(Dataset excerpts)
+ + + +

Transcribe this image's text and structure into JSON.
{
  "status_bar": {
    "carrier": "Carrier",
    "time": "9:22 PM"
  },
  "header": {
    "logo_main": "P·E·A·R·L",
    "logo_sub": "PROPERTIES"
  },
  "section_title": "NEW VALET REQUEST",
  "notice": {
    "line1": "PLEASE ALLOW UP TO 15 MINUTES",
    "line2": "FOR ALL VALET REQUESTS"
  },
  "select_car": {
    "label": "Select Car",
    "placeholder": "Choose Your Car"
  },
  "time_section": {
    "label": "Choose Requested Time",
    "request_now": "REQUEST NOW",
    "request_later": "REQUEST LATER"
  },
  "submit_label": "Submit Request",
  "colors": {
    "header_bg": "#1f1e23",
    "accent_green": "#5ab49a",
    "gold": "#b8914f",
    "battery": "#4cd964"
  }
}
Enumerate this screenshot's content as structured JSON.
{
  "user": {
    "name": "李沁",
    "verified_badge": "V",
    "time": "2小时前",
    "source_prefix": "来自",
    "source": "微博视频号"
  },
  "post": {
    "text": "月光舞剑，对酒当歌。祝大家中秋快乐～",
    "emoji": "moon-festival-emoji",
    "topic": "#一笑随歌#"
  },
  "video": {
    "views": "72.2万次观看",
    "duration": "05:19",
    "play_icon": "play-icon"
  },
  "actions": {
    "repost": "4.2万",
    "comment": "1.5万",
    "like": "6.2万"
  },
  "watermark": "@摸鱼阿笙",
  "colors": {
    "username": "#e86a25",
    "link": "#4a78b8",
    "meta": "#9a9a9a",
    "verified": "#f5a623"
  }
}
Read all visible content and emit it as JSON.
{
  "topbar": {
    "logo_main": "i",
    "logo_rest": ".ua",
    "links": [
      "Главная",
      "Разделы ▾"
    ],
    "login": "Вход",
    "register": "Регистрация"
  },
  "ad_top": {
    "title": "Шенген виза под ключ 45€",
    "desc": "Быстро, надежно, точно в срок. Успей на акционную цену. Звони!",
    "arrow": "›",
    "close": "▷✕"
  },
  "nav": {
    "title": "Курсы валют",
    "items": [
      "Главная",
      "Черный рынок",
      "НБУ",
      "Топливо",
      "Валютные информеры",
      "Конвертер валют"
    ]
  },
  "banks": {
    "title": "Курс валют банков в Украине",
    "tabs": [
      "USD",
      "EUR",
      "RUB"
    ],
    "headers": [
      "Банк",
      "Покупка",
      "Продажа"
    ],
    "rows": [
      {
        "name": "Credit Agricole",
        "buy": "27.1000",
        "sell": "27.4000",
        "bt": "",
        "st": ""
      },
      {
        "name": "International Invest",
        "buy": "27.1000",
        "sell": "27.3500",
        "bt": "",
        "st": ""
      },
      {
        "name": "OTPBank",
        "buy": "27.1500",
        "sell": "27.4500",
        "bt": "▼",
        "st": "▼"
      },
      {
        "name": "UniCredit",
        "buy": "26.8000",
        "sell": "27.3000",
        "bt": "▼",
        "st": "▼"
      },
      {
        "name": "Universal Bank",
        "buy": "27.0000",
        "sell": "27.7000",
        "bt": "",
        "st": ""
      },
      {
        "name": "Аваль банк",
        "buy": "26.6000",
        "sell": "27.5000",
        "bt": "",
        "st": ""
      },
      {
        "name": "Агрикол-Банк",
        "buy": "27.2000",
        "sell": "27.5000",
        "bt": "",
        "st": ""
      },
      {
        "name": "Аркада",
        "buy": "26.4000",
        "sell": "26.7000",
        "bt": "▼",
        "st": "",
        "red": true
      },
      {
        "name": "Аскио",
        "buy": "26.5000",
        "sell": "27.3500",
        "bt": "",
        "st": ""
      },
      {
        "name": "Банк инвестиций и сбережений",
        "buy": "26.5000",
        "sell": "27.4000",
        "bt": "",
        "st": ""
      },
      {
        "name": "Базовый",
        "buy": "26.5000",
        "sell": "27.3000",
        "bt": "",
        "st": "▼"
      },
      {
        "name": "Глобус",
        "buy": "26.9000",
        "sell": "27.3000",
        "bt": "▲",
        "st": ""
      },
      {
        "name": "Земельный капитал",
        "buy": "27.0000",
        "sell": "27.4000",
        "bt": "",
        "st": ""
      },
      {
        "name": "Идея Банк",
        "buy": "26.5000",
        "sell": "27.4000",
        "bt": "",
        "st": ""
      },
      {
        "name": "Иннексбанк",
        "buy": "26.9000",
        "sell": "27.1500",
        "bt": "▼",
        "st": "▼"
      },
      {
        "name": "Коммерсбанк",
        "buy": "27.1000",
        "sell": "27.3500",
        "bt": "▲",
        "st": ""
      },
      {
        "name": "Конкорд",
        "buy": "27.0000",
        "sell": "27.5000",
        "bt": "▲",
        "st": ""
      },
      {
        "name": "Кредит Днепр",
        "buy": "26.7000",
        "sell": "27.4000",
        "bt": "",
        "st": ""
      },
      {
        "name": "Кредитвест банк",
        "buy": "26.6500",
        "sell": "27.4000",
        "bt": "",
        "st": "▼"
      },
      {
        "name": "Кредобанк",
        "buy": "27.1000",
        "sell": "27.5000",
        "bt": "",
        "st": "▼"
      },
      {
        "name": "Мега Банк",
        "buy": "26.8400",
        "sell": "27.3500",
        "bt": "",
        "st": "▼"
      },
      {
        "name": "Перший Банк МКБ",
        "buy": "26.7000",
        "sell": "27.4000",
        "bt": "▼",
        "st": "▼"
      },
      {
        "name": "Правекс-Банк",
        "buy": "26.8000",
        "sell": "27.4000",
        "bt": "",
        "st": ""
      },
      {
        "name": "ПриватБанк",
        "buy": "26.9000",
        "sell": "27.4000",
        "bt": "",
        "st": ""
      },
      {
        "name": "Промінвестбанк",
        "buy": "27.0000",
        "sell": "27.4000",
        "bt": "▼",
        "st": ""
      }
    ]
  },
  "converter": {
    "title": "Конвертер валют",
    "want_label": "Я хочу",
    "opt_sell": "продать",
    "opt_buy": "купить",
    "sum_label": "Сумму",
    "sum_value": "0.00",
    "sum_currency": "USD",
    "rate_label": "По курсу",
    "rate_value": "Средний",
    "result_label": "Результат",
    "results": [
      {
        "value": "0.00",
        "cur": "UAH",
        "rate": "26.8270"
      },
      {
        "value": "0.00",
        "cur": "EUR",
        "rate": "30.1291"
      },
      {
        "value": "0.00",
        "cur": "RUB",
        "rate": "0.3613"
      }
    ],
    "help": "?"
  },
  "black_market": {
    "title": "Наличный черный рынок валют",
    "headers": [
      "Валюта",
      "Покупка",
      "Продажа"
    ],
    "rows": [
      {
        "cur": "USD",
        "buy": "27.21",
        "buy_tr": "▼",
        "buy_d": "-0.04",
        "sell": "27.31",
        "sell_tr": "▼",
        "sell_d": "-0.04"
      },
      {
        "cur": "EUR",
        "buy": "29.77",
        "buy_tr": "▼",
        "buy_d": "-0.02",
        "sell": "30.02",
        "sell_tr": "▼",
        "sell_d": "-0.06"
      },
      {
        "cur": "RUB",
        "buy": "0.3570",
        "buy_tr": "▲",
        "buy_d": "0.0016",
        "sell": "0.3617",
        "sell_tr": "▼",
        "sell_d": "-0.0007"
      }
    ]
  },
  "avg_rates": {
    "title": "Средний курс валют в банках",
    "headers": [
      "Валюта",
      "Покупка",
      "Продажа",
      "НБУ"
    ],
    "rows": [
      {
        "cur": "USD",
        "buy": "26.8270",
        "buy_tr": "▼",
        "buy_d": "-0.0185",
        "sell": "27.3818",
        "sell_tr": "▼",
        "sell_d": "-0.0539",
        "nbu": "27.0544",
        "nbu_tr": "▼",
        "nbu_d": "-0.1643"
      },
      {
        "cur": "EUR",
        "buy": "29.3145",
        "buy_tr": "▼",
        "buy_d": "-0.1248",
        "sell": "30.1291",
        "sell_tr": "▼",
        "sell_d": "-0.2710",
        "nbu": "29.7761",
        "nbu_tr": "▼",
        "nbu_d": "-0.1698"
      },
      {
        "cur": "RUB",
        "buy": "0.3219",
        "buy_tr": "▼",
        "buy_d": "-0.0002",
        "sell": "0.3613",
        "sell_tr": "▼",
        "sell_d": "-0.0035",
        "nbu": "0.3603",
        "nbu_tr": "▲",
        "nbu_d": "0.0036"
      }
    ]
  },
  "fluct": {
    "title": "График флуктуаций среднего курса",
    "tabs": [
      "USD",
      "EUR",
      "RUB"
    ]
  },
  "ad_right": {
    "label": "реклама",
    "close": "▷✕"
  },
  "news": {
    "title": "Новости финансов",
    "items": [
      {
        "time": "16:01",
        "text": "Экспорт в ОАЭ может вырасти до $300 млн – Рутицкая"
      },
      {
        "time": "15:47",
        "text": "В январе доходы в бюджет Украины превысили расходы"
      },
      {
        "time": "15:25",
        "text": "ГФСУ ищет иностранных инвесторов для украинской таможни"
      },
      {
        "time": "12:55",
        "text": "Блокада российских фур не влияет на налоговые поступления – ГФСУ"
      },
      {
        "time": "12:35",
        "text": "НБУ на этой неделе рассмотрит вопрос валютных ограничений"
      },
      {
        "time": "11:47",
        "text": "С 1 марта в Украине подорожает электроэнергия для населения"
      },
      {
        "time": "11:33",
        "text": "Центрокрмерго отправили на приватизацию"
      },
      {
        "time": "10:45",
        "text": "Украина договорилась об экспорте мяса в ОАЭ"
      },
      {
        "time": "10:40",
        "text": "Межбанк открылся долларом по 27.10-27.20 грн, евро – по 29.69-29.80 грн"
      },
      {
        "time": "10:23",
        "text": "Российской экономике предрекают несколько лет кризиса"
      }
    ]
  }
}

+ + + +

• _EXERCISE GOAL_: State the count of lines that contain the string "ГФСУ". Nothing else is needed.

• _TASK OUTPUT_: 2